## THE REQUEST:
Repeat the records between the line holding "lot-decrease-button[interactable]: ▼ bbox=[47, 47, 62, 69]" and the line holding "timeframe-h4[interactable]: H4 bbox=[1042, 5, 1072, 23]", inclusive, and reproduce each line exactly.

───── RECORDED INFORMATION

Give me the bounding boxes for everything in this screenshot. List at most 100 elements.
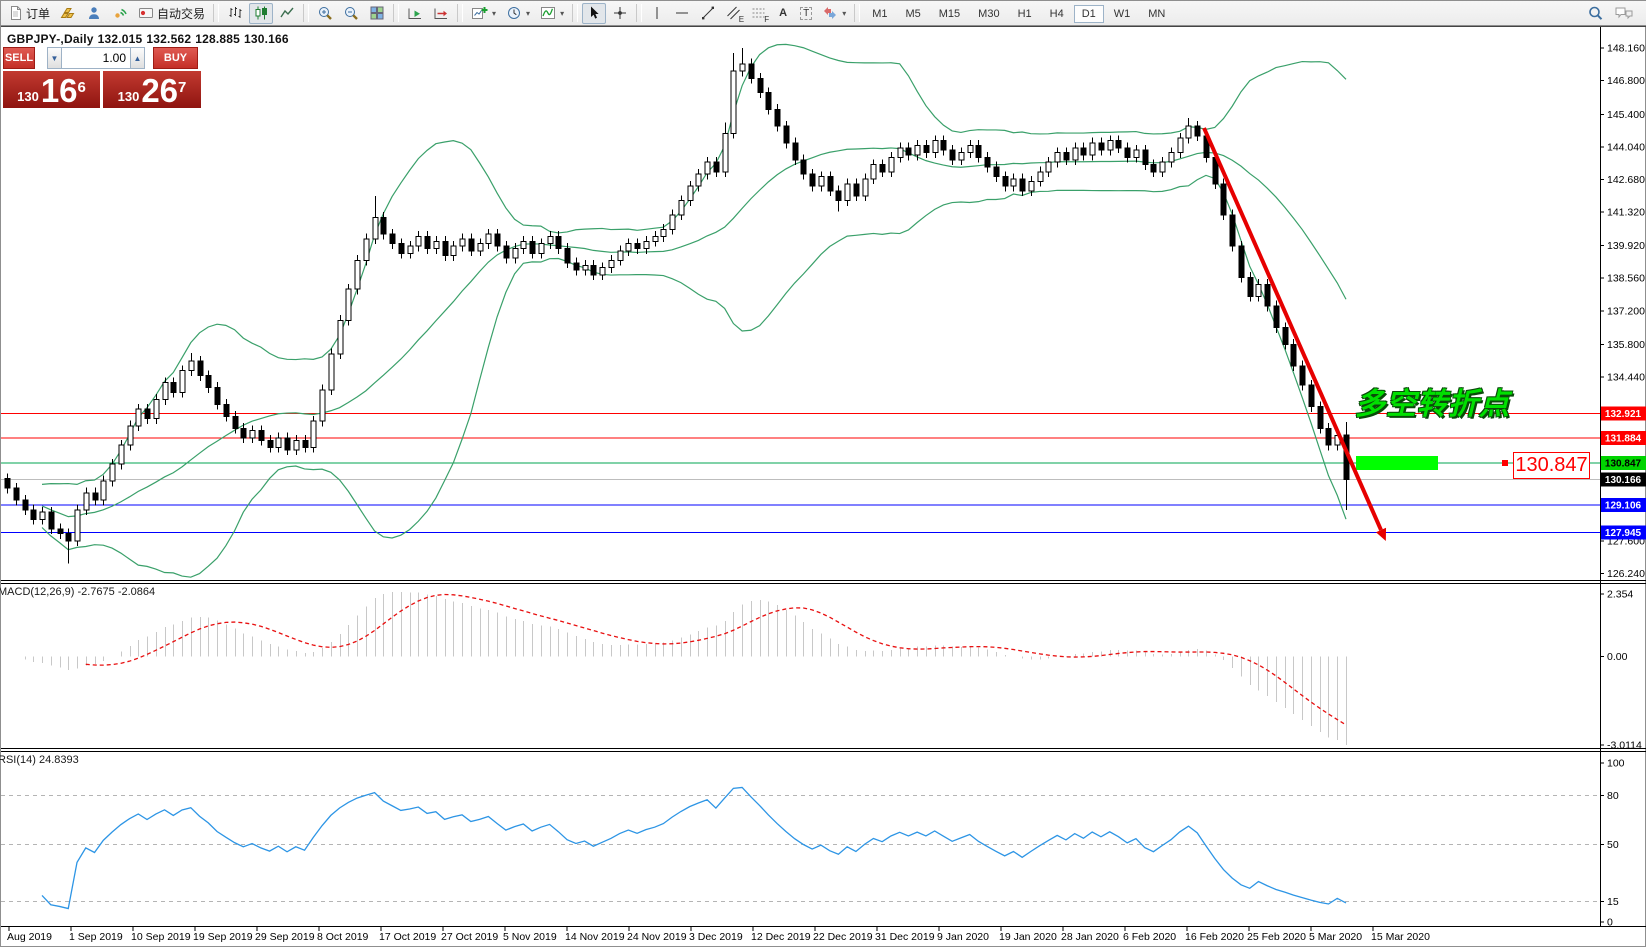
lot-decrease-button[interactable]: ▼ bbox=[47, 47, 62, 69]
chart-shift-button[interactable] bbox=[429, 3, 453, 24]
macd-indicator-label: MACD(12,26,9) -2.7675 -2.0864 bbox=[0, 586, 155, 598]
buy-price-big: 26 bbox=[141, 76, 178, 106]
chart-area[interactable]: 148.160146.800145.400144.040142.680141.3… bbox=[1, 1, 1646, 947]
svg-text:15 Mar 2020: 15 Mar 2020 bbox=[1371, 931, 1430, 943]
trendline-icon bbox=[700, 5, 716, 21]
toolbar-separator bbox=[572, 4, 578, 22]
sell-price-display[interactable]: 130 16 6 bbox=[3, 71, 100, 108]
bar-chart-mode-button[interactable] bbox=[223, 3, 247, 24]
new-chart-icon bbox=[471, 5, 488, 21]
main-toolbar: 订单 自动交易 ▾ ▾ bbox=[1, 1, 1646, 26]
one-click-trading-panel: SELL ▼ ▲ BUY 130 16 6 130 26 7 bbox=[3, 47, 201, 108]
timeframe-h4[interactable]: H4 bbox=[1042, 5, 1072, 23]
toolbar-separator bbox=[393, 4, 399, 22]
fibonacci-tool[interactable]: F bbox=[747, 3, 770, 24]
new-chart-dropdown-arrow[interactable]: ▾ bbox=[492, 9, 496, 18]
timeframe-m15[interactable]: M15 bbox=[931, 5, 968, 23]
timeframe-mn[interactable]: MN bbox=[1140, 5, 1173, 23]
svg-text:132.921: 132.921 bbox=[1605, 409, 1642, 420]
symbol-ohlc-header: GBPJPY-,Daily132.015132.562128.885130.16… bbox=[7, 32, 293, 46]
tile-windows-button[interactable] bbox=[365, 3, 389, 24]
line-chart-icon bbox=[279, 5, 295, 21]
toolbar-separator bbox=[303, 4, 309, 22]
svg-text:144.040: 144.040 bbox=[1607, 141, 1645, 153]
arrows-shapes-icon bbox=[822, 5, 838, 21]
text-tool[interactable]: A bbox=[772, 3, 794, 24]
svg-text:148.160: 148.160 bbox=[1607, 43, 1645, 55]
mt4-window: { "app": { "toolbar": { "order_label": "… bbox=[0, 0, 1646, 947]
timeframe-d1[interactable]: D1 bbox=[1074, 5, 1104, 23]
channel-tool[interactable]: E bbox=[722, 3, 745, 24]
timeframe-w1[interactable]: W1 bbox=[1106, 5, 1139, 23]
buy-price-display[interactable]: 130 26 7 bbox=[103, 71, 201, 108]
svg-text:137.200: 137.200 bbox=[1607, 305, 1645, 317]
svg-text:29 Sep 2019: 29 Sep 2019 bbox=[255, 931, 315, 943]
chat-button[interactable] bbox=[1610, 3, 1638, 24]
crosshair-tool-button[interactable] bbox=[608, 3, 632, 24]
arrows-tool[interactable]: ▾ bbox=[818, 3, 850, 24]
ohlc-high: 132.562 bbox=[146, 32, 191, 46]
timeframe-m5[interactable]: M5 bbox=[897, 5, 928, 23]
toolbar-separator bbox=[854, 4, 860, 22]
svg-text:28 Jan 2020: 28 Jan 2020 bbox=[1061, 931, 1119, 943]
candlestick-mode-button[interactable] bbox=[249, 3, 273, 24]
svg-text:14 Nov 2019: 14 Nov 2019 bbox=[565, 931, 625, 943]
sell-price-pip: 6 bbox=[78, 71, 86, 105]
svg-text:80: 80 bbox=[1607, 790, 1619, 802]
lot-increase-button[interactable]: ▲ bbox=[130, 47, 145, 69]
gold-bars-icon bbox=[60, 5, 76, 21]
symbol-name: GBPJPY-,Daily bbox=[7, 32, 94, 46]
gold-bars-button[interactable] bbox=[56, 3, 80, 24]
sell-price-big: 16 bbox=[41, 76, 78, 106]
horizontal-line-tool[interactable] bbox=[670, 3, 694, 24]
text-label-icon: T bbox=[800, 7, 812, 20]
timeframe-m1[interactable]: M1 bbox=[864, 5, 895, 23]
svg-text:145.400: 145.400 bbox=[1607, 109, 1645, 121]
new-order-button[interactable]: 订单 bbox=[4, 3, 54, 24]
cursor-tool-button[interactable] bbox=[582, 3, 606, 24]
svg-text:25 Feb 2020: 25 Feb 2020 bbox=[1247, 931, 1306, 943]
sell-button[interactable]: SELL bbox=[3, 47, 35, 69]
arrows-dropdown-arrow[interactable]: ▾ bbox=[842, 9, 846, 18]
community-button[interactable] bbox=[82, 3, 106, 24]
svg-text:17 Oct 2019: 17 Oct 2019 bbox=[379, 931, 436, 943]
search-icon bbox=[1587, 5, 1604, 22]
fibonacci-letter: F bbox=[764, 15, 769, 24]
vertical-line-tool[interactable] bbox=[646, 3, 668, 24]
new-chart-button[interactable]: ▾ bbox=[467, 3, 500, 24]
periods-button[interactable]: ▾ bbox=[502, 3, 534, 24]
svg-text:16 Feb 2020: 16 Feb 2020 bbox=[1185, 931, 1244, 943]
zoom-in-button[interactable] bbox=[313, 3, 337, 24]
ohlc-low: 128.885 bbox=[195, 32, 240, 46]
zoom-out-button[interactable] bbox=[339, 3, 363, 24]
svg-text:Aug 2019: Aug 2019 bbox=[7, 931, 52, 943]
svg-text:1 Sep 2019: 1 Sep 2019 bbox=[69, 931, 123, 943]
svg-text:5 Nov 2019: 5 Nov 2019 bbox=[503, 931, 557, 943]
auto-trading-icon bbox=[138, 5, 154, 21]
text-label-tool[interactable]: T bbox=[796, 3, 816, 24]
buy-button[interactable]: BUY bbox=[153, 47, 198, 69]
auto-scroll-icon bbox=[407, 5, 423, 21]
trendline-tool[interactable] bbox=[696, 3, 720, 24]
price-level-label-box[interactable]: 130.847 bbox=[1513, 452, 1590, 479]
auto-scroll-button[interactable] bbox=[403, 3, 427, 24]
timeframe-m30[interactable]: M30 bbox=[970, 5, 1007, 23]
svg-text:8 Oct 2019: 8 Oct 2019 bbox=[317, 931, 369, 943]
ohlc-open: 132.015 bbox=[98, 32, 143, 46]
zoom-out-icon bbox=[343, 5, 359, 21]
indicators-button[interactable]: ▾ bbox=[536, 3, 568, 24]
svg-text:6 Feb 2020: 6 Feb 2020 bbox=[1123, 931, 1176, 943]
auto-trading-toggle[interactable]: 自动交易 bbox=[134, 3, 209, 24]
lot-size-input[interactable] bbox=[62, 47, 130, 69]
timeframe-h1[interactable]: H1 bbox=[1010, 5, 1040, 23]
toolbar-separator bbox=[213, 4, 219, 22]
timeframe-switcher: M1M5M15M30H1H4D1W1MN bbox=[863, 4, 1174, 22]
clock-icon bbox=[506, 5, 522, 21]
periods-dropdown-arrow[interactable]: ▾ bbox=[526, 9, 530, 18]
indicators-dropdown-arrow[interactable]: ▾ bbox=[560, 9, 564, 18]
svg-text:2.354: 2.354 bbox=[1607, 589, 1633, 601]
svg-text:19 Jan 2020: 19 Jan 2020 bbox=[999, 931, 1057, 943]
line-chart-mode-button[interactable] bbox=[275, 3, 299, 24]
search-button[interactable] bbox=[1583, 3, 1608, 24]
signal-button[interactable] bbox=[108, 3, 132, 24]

──────────
───── RECORDED INFORMATION

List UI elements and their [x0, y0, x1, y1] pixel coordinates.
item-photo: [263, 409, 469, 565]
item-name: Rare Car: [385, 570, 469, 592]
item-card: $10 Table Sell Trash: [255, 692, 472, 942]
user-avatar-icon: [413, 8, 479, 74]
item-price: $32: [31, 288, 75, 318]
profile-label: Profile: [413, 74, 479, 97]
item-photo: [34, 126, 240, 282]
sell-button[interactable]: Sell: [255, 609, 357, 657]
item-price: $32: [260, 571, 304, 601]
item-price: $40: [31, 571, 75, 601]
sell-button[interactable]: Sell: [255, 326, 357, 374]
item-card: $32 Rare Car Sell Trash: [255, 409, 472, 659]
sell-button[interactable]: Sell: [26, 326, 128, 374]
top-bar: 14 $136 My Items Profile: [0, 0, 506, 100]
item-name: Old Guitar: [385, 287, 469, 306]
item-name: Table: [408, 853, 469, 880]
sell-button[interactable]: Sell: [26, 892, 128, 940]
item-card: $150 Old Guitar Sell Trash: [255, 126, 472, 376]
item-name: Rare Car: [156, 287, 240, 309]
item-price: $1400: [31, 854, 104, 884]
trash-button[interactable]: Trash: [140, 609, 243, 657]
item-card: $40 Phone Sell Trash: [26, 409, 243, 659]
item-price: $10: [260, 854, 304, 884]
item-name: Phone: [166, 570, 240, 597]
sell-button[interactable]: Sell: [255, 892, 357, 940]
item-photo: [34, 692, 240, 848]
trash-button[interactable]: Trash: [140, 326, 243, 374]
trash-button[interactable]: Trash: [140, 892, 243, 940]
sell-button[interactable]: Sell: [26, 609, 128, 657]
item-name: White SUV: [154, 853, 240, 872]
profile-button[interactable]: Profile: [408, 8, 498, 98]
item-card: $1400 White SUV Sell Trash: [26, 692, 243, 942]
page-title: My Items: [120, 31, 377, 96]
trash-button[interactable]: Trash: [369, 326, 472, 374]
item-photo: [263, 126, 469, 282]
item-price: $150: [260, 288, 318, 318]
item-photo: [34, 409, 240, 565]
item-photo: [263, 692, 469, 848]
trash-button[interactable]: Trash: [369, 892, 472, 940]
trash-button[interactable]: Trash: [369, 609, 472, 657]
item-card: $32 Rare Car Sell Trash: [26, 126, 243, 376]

──────────

## CORRECT RESULT:
lot-decrease-button[interactable]: ▼ bbox=[47, 47, 62, 69]
chart-shift-button[interactable] bbox=[429, 3, 453, 24]
macd-indicator-label: MACD(12,26,9) -2.7675 -2.0864 bbox=[0, 586, 155, 598]
buy-price-big: 26 bbox=[141, 76, 178, 106]
chart-area[interactable]: 148.160146.800145.400144.040142.680141.3… bbox=[1, 1, 1646, 947]
svg-text:15 Mar 2020: 15 Mar 2020 bbox=[1371, 931, 1430, 943]
trendline-icon bbox=[700, 5, 716, 21]
toolbar-separator bbox=[572, 4, 578, 22]
sell-price-display[interactable]: 130 16 6 bbox=[3, 71, 100, 108]
bar-chart-mode-button[interactable] bbox=[223, 3, 247, 24]
new-chart-icon bbox=[471, 5, 488, 21]
main-toolbar: 订单 自动交易 ▾ ▾ bbox=[1, 1, 1646, 26]
one-click-trading-panel: SELL ▼ ▲ BUY 130 16 6 130 26 7 bbox=[3, 47, 201, 108]
timeframe-h4[interactable]: H4 bbox=[1042, 5, 1072, 23]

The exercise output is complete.